## Records for processing
------------------------------------------------

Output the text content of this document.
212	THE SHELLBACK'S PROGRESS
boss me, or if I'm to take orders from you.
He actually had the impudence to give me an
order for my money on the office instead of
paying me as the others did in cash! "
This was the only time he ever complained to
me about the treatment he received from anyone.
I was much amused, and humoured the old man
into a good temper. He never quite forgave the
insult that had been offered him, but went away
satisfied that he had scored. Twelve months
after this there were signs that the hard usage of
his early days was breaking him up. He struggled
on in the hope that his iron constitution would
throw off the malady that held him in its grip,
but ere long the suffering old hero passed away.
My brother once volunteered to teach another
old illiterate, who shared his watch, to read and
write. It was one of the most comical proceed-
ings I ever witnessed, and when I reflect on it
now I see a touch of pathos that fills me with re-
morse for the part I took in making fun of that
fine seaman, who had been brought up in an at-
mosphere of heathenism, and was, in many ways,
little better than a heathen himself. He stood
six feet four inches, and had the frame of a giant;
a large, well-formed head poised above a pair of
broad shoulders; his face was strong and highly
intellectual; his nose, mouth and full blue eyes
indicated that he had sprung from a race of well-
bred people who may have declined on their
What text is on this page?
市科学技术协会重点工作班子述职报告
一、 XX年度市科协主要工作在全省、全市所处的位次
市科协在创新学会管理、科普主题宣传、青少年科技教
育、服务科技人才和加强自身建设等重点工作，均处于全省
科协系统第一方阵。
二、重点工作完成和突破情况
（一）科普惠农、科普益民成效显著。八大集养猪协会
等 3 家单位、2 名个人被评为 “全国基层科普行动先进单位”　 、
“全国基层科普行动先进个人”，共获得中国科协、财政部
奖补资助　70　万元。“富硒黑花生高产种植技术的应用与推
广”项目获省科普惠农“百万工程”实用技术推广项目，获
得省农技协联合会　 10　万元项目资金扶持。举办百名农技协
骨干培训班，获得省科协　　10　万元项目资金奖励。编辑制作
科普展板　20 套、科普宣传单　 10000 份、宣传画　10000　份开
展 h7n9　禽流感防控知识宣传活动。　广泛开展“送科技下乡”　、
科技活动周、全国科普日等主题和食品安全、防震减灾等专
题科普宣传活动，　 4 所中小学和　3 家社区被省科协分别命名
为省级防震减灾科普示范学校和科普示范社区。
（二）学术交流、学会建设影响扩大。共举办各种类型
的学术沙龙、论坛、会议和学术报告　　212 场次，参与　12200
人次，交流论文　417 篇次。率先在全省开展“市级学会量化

------------------------------------------------

## Aim of the task
Copy the entries above exactly, leaving none out.

## Response to the task
Output the text content of this document.
212	THE SHELLBACK'S PROGRESS
boss me, or if I'm to take orders from you.
He actually had the impudence to give me an
order for my money on the office instead of
paying me as the others did in cash! "
This was the only time he ever complained to
me about the treatment he received from anyone.
I was much amused, and humoured the old man
into a good temper. He never quite forgave the
insult that had been offered him, but went away
satisfied that he had scored. Twelve months
after this there were signs that the hard usage of
his early days was breaking him up. He struggled
on in the hope that his iron constitution would
throw off the malady that held him in its grip,
but ere long the suffering old hero passed away.
My brother once volunteered to teach another
old illiterate, who shared his watch, to read and
write. It was one of the most comical proceed-
ings I ever witnessed, and when I reflect on it
now I see a touch of pathos that fills me with re-
morse for the part I took in making fun of that
fine seaman, who had been brought up in an at-
mosphere of heathenism, and was, in many ways,
little better than a heathen himself. He stood
six feet four inches, and had the frame of a giant;
a large, well-formed head poised above a pair of
broad shoulders; his face was strong and highly
intellectual; his nose, mouth and full blue eyes
indicated that he had sprung from a race of well-
bred people who may have declined on their
What text is on this page?
市科学技术协会重点工作班子述职报告
一、 XX年度市科协主要工作在全省、全市所处的位次
市科协在创新学会管理、科普主题宣传、青少年科技教
育、服务科技人才和加强自身建设等重点工作，均处于全省
科协系统第一方阵。
二、重点工作完成和突破情况
（一）科普惠农、科普益民成效显著。八大集养猪协会
等 3 家单位、2 名个人被评为 “全国基层科普行动先进单位”　 、
“全国基层科普行动先进个人”，共获得中国科协、财政部
奖补资助　70　万元。“富硒黑花生高产种植技术的应用与推
广”项目获省科普惠农“百万工程”实用技术推广项目，获
得省农技协联合会　 10　万元项目资金扶持。举办百名农技协
骨干培训班，获得省科协　　10　万元项目资金奖励。编辑制作
科普展板　20 套、科普宣传单　 10000 份、宣传画　10000　份开
展 h7n9　禽流感防控知识宣传活动。　广泛开展“送科技下乡”　、
科技活动周、全国科普日等主题和食品安全、防震减灾等专
题科普宣传活动，　 4 所中小学和　3 家社区被省科协分别命名
为省级防震减灾科普示范学校和科普示范社区。
（二）学术交流、学会建设影响扩大。共举办各种类型
的学术沙龙、论坛、会议和学术报告　　212 场次，参与　12200
人次，交流论文　417 篇次。率先在全省开展“市级学会量化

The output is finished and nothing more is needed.